* [Instructions to follow]: Each entry has to be copied exactly, with nothing missed.

* [The input]:
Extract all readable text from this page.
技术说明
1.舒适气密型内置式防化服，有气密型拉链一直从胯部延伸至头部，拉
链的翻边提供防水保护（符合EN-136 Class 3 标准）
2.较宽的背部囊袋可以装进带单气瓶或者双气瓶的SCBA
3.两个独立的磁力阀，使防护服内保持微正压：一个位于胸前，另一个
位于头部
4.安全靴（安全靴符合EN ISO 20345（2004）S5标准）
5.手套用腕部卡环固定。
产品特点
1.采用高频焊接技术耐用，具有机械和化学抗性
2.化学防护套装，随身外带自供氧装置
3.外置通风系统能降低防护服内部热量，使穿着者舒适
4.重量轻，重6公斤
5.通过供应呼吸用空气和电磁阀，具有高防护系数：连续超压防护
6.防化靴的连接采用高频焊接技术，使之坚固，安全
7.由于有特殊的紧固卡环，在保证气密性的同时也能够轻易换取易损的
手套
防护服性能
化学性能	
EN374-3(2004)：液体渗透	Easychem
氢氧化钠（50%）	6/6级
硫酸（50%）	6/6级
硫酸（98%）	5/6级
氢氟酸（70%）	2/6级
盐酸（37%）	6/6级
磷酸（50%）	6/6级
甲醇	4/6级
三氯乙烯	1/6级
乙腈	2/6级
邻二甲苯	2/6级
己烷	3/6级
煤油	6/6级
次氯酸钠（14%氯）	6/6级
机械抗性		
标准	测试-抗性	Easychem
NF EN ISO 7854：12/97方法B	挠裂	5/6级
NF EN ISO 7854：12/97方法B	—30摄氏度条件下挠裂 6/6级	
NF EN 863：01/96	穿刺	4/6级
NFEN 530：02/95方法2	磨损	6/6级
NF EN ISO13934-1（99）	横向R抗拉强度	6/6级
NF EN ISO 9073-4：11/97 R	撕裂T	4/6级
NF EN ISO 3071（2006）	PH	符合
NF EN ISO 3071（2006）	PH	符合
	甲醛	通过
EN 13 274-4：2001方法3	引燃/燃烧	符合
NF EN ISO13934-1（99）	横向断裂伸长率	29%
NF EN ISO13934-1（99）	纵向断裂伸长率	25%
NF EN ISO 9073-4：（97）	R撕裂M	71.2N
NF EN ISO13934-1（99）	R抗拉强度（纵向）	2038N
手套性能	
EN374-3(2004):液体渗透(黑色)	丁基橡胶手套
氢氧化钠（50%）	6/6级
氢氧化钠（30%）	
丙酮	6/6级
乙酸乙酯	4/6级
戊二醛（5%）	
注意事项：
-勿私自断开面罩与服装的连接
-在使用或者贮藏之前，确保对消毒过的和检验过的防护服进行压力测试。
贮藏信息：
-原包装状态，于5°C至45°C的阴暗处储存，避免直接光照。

* [Expected output]:
Extract all readable text from this page.
技术说明
1.舒适气密型内置式防化服，有气密型拉链一直从胯部延伸至头部，拉
链的翻边提供防水保护（符合EN-136 Class 3 标准）
2.较宽的背部囊袋可以装进带单气瓶或者双气瓶的SCBA
3.两个独立的磁力阀，使防护服内保持微正压：一个位于胸前，另一个
位于头部
4.安全靴（安全靴符合EN ISO 20345（2004）S5标准）
5.手套用腕部卡环固定。
产品特点
1.采用高频焊接技术耐用，具有机械和化学抗性
2.化学防护套装，随身外带自供氧装置
3.外置通风系统能降低防护服内部热量，使穿着者舒适
4.重量轻，重6公斤
5.通过供应呼吸用空气和电磁阀，具有高防护系数：连续超压防护
6.防化靴的连接采用高频焊接技术，使之坚固，安全
7.由于有特殊的紧固卡环，在保证气密性的同时也能够轻易换取易损的
手套
防护服性能
化学性能	
EN374-3(2004)：液体渗透	Easychem
氢氧化钠（50%）	6/6级
硫酸（50%）	6/6级
硫酸（98%）	5/6级
氢氟酸（70%）	2/6级
盐酸（37%）	6/6级
磷酸（50%）	6/6级
甲醇	4/6级
三氯乙烯	1/6级
乙腈	2/6级
邻二甲苯	2/6级
己烷	3/6级
煤油	6/6级
次氯酸钠（14%氯）	6/6级
机械抗性		
标准	测试-抗性	Easychem
NF EN ISO 7854：12/97方法B	挠裂	5/6级
NF EN ISO 7854：12/97方法B	—30摄氏度条件下挠裂 6/6级	
NF EN 863：01/96	穿刺	4/6级
NFEN 530：02/95方法2	磨损	6/6级
NF EN ISO13934-1（99）	横向R抗拉强度	6/6级
NF EN ISO 9073-4：11/97 R	撕裂T	4/6级
NF EN ISO 3071（2006）	PH	符合
NF EN ISO 3071（2006）	PH	符合
	甲醛	通过
EN 13 274-4：2001方法3	引燃/燃烧	符合
NF EN ISO13934-1（99）	横向断裂伸长率	29%
NF EN ISO13934-1（99）	纵向断裂伸长率	25%
NF EN ISO 9073-4：（97）	R撕裂M	71.2N
NF EN ISO13934-1（99）	R抗拉强度（纵向）	2038N
手套性能	
EN374-3(2004):液体渗透(黑色)	丁基橡胶手套
氢氧化钠（50%）	6/6级
氢氧化钠（30%）	
丙酮	6/6级
乙酸乙酯	4/6级
戊二醛（5%）	
注意事项：
-勿私自断开面罩与服装的连接
-在使用或者贮藏之前，确保对消毒过的和检验过的防护服进行压力测试。
贮藏信息：
-原包装状态，于5°C至45°C的阴暗处储存，避免直接光照。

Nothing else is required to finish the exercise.